- [Records shown]:

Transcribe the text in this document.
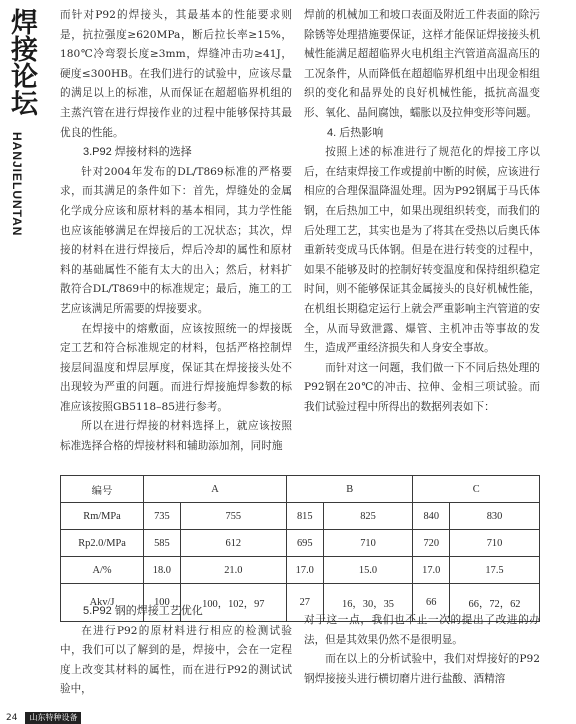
焊接论坛
HANJIELUNTAN

而针对P92的焊接头，其最基本的性能要求则是，抗拉强度≥620MPa，断后拉长率≥15%，180℃冷弯裂长度≥3mm，焊缝冲击功≥41J，硬度≤300HB。在我们进行的试验中，应该尽量的满足以上的标准，从而保证在超超临界机组的主蒸汽管在进行焊接作业的过程中能够保持其最优良的性能。

3.P92 焊接材料的选择

针对2004年发布的DL/T869标准的严格要求，而其满足的条件如下：首先，焊缝处的金属化学成分应该和原材料的基本相同，其力学性能也应该能够满足在焊接后的工况状态；其次，焊接的材料在进行焊接后，焊后冷却的属性和原材料的基础属性不能有太大的出入；然后，材料扩散符合DL/T869中的标准规定；最后，施工的工艺应该满足所需要的焊接要求。

在焊接中的熔敷面，应该按照统一的焊接既定工艺和符合标准规定的材料，包括严格控制焊接层间温度和焊层厚度，保证其在焊接接头处不出现较为严重的问题。而进行焊接施焊参数的标准应该按照GB5118–85进行参考。

所以在进行焊接的材料选择上，就应该按照标准选择合格的焊接材料和辅助添加剂，同时施

焊前的机械加工和坡口表面及附近工件表面的除污除锈等处理措施要保证，这样才能保证焊接接头机械性能满足超超临界火电机组主汽管道高温高压的工况条件，从而降低在超超临界机组中出现金相组织的变化和晶界处的良好机械性能，抵抗高温变形、氧化、晶间腐蚀，蠕胀以及拉伸变形等问题。

4. 后热影响

按照上述的标准进行了规范化的焊接工序以后，在结束焊接工作或提前中断的时候，应该进行相应的合理保温降温处理。因为P92钢属于马氏体钢，在后热加工中，如果出现组织转变，而我们的后处理工艺，其实也是为了将其在受热以后奥氏体重新转变成马氏体钢。但是在进行转变的过程中，如果不能够及时的控制好转变温度和保持组织稳定时间，则不能够保证其金属接头的良好机械性能，在机组长期稳定运行上就会严重影响主汽管道的安全，从而导致泄露、爆管、主机冲击等事故的发生，造成严重经济损失和人身安全事故。

而针对这一问题，我们做一下不同后热处理的P92钢在20℃的冲击、拉伸、金相三项试验。而我们试验过程中所得出的数据列表如下：

编号	A		B		C	
Rm/MPa	735	755	815	825	840	830
Rp2.0/MPa	585	612	695	710	720	710
A/%	18.0	21.0	17.0	15.0	17.0	17.5
Akv/J	100	100，102，97	27	16，30，35	66	66，72，62
5.P92 钢的焊接工艺优化

在进行P92的原材料进行相应的检测试验中，我们可以了解到的是，焊接中，会在一定程度上改变其材料的属性，而在进行P92的测试试验中，

对于这一点，我们也不止一次的提出了改进的办法，但是其效果仍然不是很明显。

而在以上的分析试验中，我们对焊接好的P92钢焊接接头进行横切磨片进行盐酸、酒精溶

24	山东特种设备
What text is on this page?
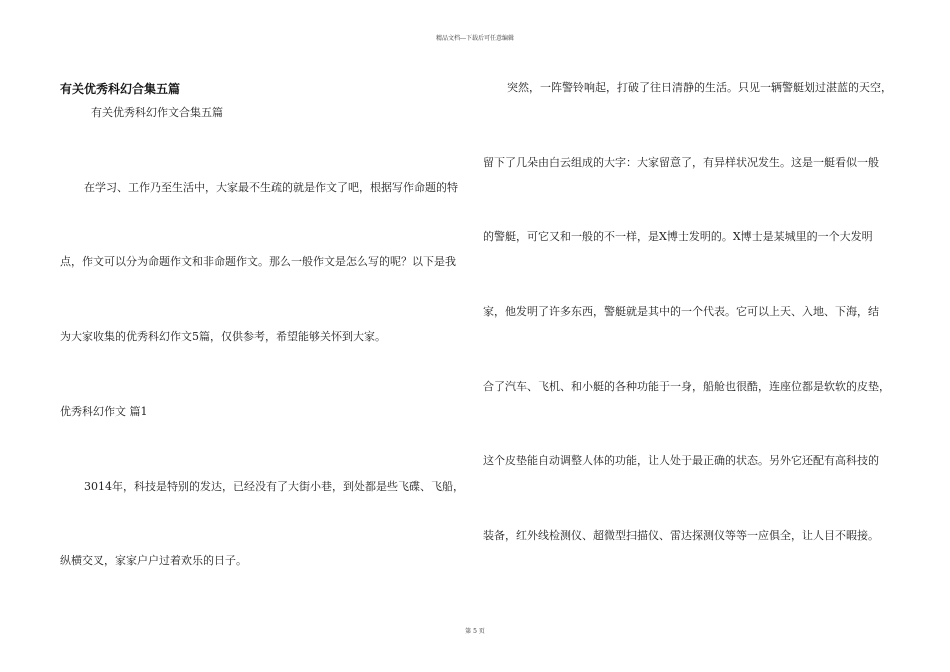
精品文档---下载后可任意编辑
有关优秀科幻合集五篇
有关优秀科幻作文合集五篇
在学习、工作乃至生活中，大家最不生疏的就是作文了吧，根据写作命题的特
点，作文可以分为命题作文和非命题作文。那么一般作文是怎么写的呢？以下是我
为大家收集的优秀科幻作文5篇，仅供参考，希望能够关怀到大家。
优秀科幻作文 篇1
3014年，科技是特别的发达，已经没有了大街小巷，到处都是些飞碟、飞船，
纵横交叉，家家户户过着欢乐的日子。
突然，一阵警铃响起，打破了往日清静的生活。只见一辆警艇划过湛蓝的天空，
留下了几朵由白云组成的大字：大家留意了，有异样状况发生。这是一艇看似一般
的警艇，可它又和一般的不一样，是X博士发明的。X博士是某城里的一个大发明
家，他发明了许多东西，警艇就是其中的一个代表。它可以上天、入地、下海，结
合了汽车、飞机、和小艇的各种功能于一身，船舱也很酷，连座位都是软软的皮垫，
这个皮垫能自动调整人体的功能，让人处于最正确的状态。另外它还配有高科技的
装备，红外线检测仪、超微型扫描仪、雷达探测仪等等一应俱全，让人目不暇接。
第 5 页
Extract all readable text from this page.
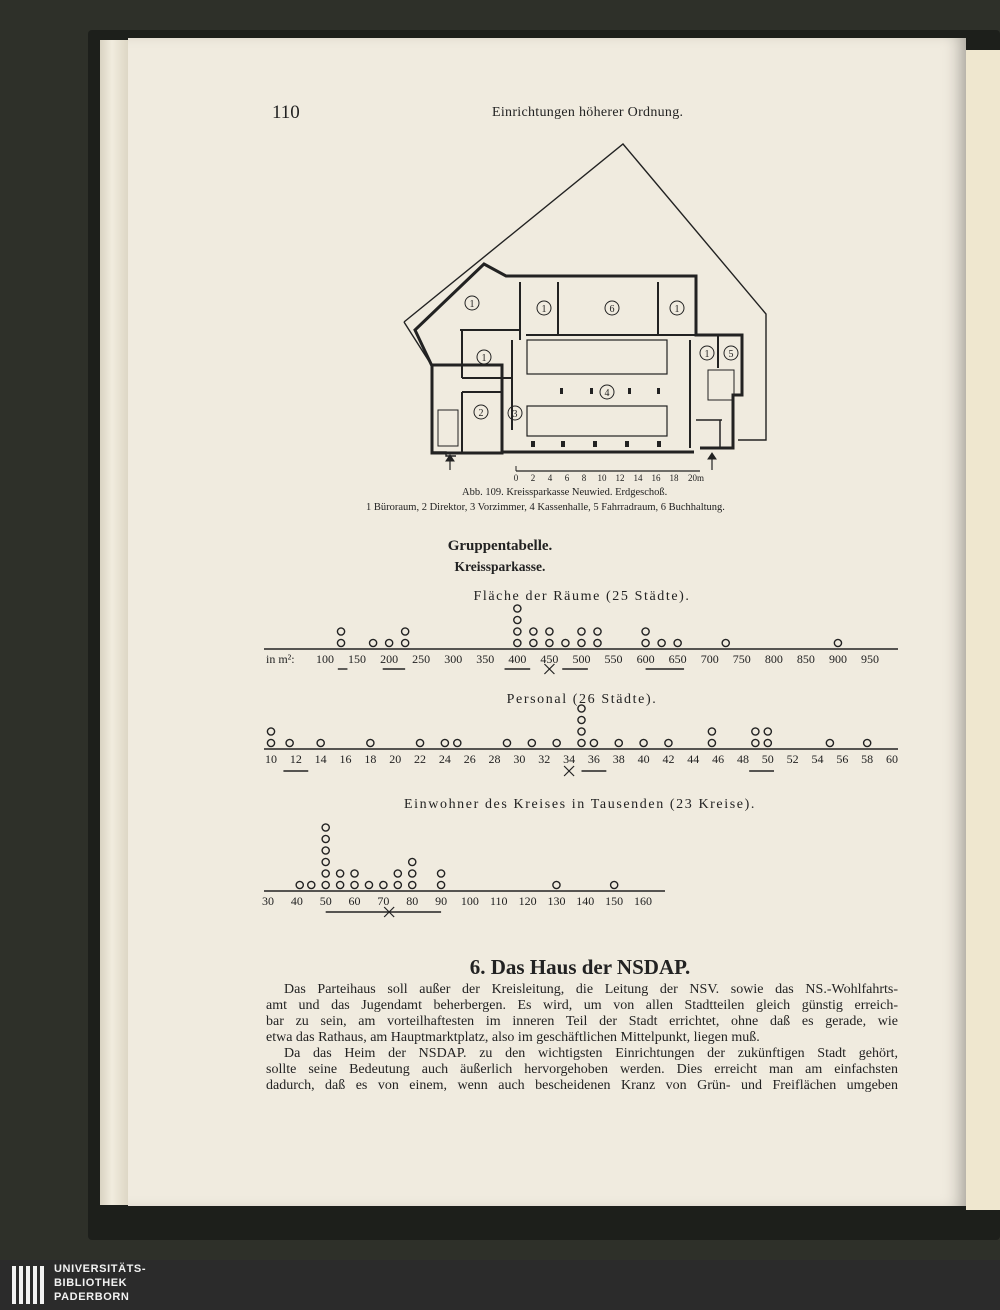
110	Einrichtungen höherer Ordnung.
1	1	6	1
1	1 5
2	3
4
0 2 4 6 8 10 12 14 16 18 20m
Abb. 109. Kreissparkasse Neuwied. Erdgeschoß.
1 Büroraum, 2 Direktor, 3 Vorzimmer, 4 Kassenhalle, 5 Fahrradraum, 6 Buchhaltung.
Gruppentabelle.
Kreissparkasse.
Fläche der Räume (25 Städte).
in m²: 100 150 200 250 300 350 400 450 500 550 600 650 700 750 800 850 900 950
Personal (26 Städte).
10 12 14 16 18 20 22 24 26 28 30 32 34 36 38 40 42 44 46 48 50 52 54 56 58 60
Einwohner des Kreises in Tausenden (23 Kreise).
30 40 50 60 70 80 90 100 110 120 130 140 150 160
6. Das Haus der NSDAP.
Das Parteihaus soll außer der Kreisleitung, die Leitung der NSV. sowie das NS.-Wohlfahrts-
amt und das Jugendamt beherbergen. Es wird, um von allen Stadtteilen gleich günstig erreich-
bar zu sein, am vorteilhaftesten im inneren Teil der Stadt errichtet, ohne daß es gerade, wie
etwa das Rathaus, am Hauptmarktplatz, also im geschäftlichen Mittelpunkt, liegen muß.
Da das Heim der NSDAP. zu den wichtigsten Einrichtungen der zukünftigen Stadt gehört,
sollte seine Bedeutung auch äußerlich hervorgehoben werden. Dies erreicht man am einfachsten
dadurch, daß es von einem, wenn auch bescheidenen Kranz von Grün- und Freiflächen umgeben
UNIVERSITÄTS-
BIBLIOTHEK
PADERBORN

- [Requirement]:
Go through the listing above and quote it exactly, apart from its images.

- [Response to this task]:
Transcribe the text in this document.
焊接论坛
HANJIELUNTAN

而针对P92的焊接头，其最基本的性能要求则是，抗拉强度≥620MPa，断后拉长率≥15%，180℃冷弯裂长度≥3mm，焊缝冲击功≥41J，硬度≤300HB。在我们进行的试验中，应该尽量的满足以上的标准，从而保证在超超临界机组的主蒸汽管在进行焊接作业的过程中能够保持其最优良的性能。

3.P92 焊接材料的选择

针对2004年发布的DL/T869标准的严格要求，而其满足的条件如下：首先，焊缝处的金属化学成分应该和原材料的基本相同，其力学性能也应该能够满足在焊接后的工况状态；其次，焊接的材料在进行焊接后，焊后冷却的属性和原材料的基础属性不能有太大的出入；然后，材料扩散符合DL/T869中的标准规定；最后，施工的工艺应该满足所需要的焊接要求。

在焊接中的熔敷面，应该按照统一的焊接既定工艺和符合标准规定的材料，包括严格控制焊接层间温度和焊层厚度，保证其在焊接接头处不出现较为严重的问题。而进行焊接施焊参数的标准应该按照GB5118–85进行参考。

所以在进行焊接的材料选择上，就应该按照标准选择合格的焊接材料和辅助添加剂，同时施

焊前的机械加工和坡口表面及附近工件表面的除污除锈等处理措施要保证，这样才能保证焊接接头机械性能满足超超临界火电机组主汽管道高温高压的工况条件，从而降低在超超临界机组中出现金相组织的变化和晶界处的良好机械性能，抵抗高温变形、氧化、晶间腐蚀，蠕胀以及拉伸变形等问题。

4. 后热影响

按照上述的标准进行了规范化的焊接工序以后，在结束焊接工作或提前中断的时候，应该进行相应的合理保温降温处理。因为P92钢属于马氏体钢，在后热加工中，如果出现组织转变，而我们的后处理工艺，其实也是为了将其在受热以后奥氏体重新转变成马氏体钢。但是在进行转变的过程中，如果不能够及时的控制好转变温度和保持组织稳定时间，则不能够保证其金属接头的良好机械性能，在机组长期稳定运行上就会严重影响主汽管道的安全，从而导致泄露、爆管、主机冲击等事故的发生，造成严重经济损失和人身安全事故。

而针对这一问题，我们做一下不同后热处理的P92钢在20℃的冲击、拉伸、金相三项试验。而我们试验过程中所得出的数据列表如下：

编号	A		B		C	
Rm/MPa	735	755	815	825	840	830
Rp2.0/MPa	585	612	695	710	720	710
A/%	18.0	21.0	17.0	15.0	17.0	17.5
Akv/J	100	100，102，97	27	16，30，35	66	66，72，62
5.P92 钢的焊接工艺优化

在进行P92的原材料进行相应的检测试验中，我们可以了解到的是，焊接中，会在一定程度上改变其材料的属性，而在进行P92的测试试验中，

对于这一点，我们也不止一次的提出了改进的办法，但是其效果仍然不是很明显。

而在以上的分析试验中，我们对焊接好的P92钢焊接接头进行横切磨片进行盐酸、酒精溶

24	山东特种设备
What text is on this page?
精品文档---下载后可任意编辑
有关优秀科幻合集五篇
有关优秀科幻作文合集五篇
在学习、工作乃至生活中，大家最不生疏的就是作文了吧，根据写作命题的特
点，作文可以分为命题作文和非命题作文。那么一般作文是怎么写的呢？以下是我
为大家收集的优秀科幻作文5篇，仅供参考，希望能够关怀到大家。
优秀科幻作文 篇1
3014年，科技是特别的发达，已经没有了大街小巷，到处都是些飞碟、飞船，
纵横交叉，家家户户过着欢乐的日子。
突然，一阵警铃响起，打破了往日清静的生活。只见一辆警艇划过湛蓝的天空，
留下了几朵由白云组成的大字：大家留意了，有异样状况发生。这是一艇看似一般
的警艇，可它又和一般的不一样，是X博士发明的。X博士是某城里的一个大发明
家，他发明了许多东西，警艇就是其中的一个代表。它可以上天、入地、下海，结
合了汽车、飞机、和小艇的各种功能于一身，船舱也很酷，连座位都是软软的皮垫，
这个皮垫能自动调整人体的功能，让人处于最正确的状态。另外它还配有高科技的
装备，红外线检测仪、超微型扫描仪、雷达探测仪等等一应俱全，让人目不暇接。
第 5 页
Extract all readable text from this page.
110	Einrichtungen höherer Ordnung.
1	1	6	1
1	1 5
2	3
4
0 2 4 6 8 10 12 14 16 18 20m
Abb. 109. Kreissparkasse Neuwied. Erdgeschoß.
1 Büroraum, 2 Direktor, 3 Vorzimmer, 4 Kassenhalle, 5 Fahrradraum, 6 Buchhaltung.
Gruppentabelle.
Kreissparkasse.
Fläche der Räume (25 Städte).
in m²: 100 150 200 250 300 350 400 450 500 550 600 650 700 750 800 850 900 950
Personal (26 Städte).
10 12 14 16 18 20 22 24 26 28 30 32 34 36 38 40 42 44 46 48 50 52 54 56 58 60
Einwohner des Kreises in Tausenden (23 Kreise).
30 40 50 60 70 80 90 100 110 120 130 140 150 160
6. Das Haus der NSDAP.
Das Parteihaus soll außer der Kreisleitung, die Leitung der NSV. sowie das NS.-Wohlfahrts-
amt und das Jugendamt beherbergen. Es wird, um von allen Stadtteilen gleich günstig erreich-
bar zu sein, am vorteilhaftesten im inneren Teil der Stadt errichtet, ohne daß es gerade, wie
etwa das Rathaus, am Hauptmarktplatz, also im geschäftlichen Mittelpunkt, liegen muß.
Da das Heim der NSDAP. zu den wichtigsten Einrichtungen der zukünftigen Stadt gehört,
sollte seine Bedeutung auch äußerlich hervorgehoben werden. Dies erreicht man am einfachsten
dadurch, daß es von einem, wenn auch bescheidenen Kranz von Grün- und Freiflächen umgeben
UNIVERSITÄTS-
BIBLIOTHEK
PADERBORN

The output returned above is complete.